Directive: Reproduce the listing from the line with "colorbar-tick: 0.75 bbox=[657, 455, 679, 466]" up to and including the line with "bathymetry-lines bbox=[419, 20, 491, 557]", swapping "x-tick-label" for "x-axis-label" and leaving everything else unchanged.

(Layout element annotations)
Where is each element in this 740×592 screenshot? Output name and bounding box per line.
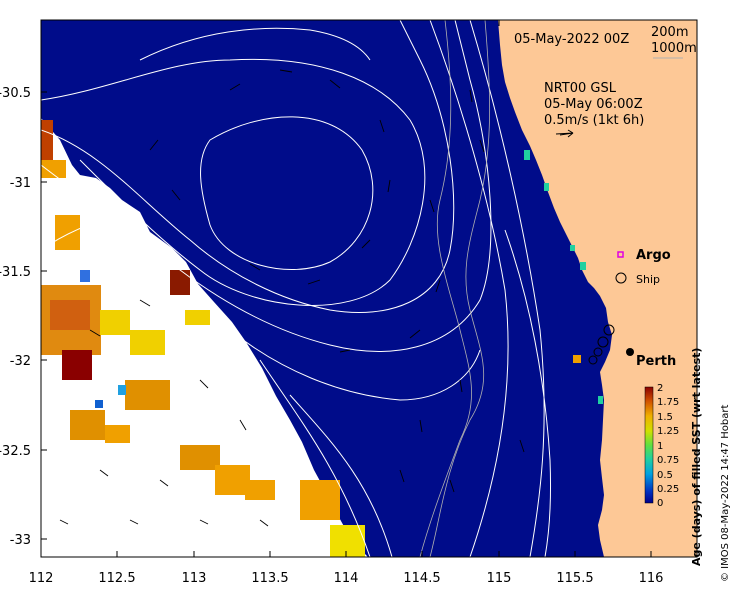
colorbar-tick: 0.75 bbox=[657, 455, 679, 466]
x-tick-label: 112 bbox=[29, 571, 54, 586]
argo-icon bbox=[617, 251, 624, 258]
y-tick-label: -33 bbox=[10, 533, 31, 548]
ship-label: Ship bbox=[636, 273, 660, 286]
x-tick-label: 114 bbox=[334, 571, 359, 586]
date-label: 05-May-2022 00Z bbox=[514, 32, 629, 47]
argo-label: Argo bbox=[636, 248, 671, 263]
y-tick-label: -31.5 bbox=[0, 265, 31, 280]
x-tick-label: 115.5 bbox=[556, 571, 593, 586]
y-tick-label: -31 bbox=[10, 176, 31, 191]
vector-scale-arrow bbox=[555, 129, 574, 138]
bathy-legend-200m: 200m bbox=[651, 25, 688, 40]
colorbar-label: Age (days) of filled SST (wrt latest) bbox=[690, 348, 703, 566]
colorbar bbox=[644, 386, 654, 504]
colorbar-tick: 0.25 bbox=[657, 484, 679, 495]
x-tick-label: 115 bbox=[487, 571, 512, 586]
colorbar-tick: 1.5 bbox=[657, 412, 673, 423]
copyright-text: © IMOS 08-May-2022 14:47 Hobart bbox=[720, 405, 731, 582]
city-icon bbox=[626, 348, 634, 356]
y-tick-label: -30.5 bbox=[0, 86, 31, 101]
x-tick-label: 113 bbox=[182, 571, 207, 586]
y-tick-label: -32 bbox=[10, 354, 31, 369]
colorbar-tick: 1 bbox=[657, 441, 663, 452]
x-tick-label: 113.5 bbox=[251, 571, 288, 586]
city-label: Perth bbox=[636, 354, 676, 369]
vector-time-label: 05-May 06:00Z bbox=[544, 97, 643, 112]
colorbar-tick: 1.75 bbox=[657, 397, 679, 408]
colorbar-tick: 1.25 bbox=[657, 426, 679, 437]
plot-frame bbox=[40, 19, 698, 558]
colorbar-tick: 2 bbox=[657, 383, 663, 394]
ship-icon bbox=[615, 272, 627, 284]
bathymetry-lines bbox=[419, 20, 491, 557]
x-tick-label: 114.5 bbox=[403, 571, 440, 586]
y-tick-label: -32.5 bbox=[0, 444, 31, 459]
colorbar-tick: 0 bbox=[657, 498, 663, 509]
coastal-pixels bbox=[524, 150, 603, 404]
age-patches bbox=[41, 120, 365, 557]
ssh-contours bbox=[41, 20, 552, 557]
colorbar-tick: 0.5 bbox=[657, 470, 673, 481]
x-tick-label: 112.5 bbox=[98, 571, 135, 586]
x-tick-label: 116 bbox=[639, 571, 664, 586]
bathy-legend-1000m: 1000m bbox=[651, 41, 697, 56]
ship-track bbox=[588, 324, 615, 365]
vector-scale-label: 0.5m/s (1kt 6h) bbox=[544, 113, 644, 128]
model-label: NRT00 GSL bbox=[544, 81, 617, 96]
axis-ticks bbox=[40, 20, 652, 557]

The response:
colorbar-tick: 0.75 bbox=[657, 455, 679, 466]
x-axis-label: 112 bbox=[29, 571, 54, 586]
argo-icon bbox=[617, 251, 624, 258]
y-tick-label: -33 bbox=[10, 533, 31, 548]
ship-label: Ship bbox=[636, 273, 660, 286]
x-axis-label: 114 bbox=[334, 571, 359, 586]
date-label: 05-May-2022 00Z bbox=[514, 32, 629, 47]
argo-label: Argo bbox=[636, 248, 671, 263]
y-tick-label: -31.5 bbox=[0, 265, 31, 280]
x-axis-label: 115.5 bbox=[556, 571, 593, 586]
y-tick-label: -31 bbox=[10, 176, 31, 191]
vector-scale-arrow bbox=[555, 129, 574, 138]
bathy-legend-200m: 200m bbox=[651, 25, 688, 40]
colorbar-label: Age (days) of filled SST (wrt latest) bbox=[690, 348, 703, 566]
colorbar bbox=[644, 386, 654, 504]
colorbar-tick: 0.25 bbox=[657, 484, 679, 495]
x-axis-label: 115 bbox=[487, 571, 512, 586]
colorbar-tick: 1.5 bbox=[657, 412, 673, 423]
copyright-text: © IMOS 08-May-2022 14:47 Hobart bbox=[720, 405, 731, 582]
city-icon bbox=[626, 348, 634, 356]
y-tick-label: -30.5 bbox=[0, 86, 31, 101]
x-axis-label: 113 bbox=[182, 571, 207, 586]
y-tick-label: -32 bbox=[10, 354, 31, 369]
colorbar-tick: 1 bbox=[657, 441, 663, 452]
x-axis-label: 113.5 bbox=[251, 571, 288, 586]
city-label: Perth bbox=[636, 354, 676, 369]
vector-time-label: 05-May 06:00Z bbox=[544, 97, 643, 112]
colorbar-tick: 1.75 bbox=[657, 397, 679, 408]
colorbar-tick: 1.25 bbox=[657, 426, 679, 437]
plot-frame bbox=[40, 19, 698, 558]
colorbar-tick: 2 bbox=[657, 383, 663, 394]
ship-icon bbox=[615, 272, 627, 284]
bathymetry-lines bbox=[419, 20, 491, 557]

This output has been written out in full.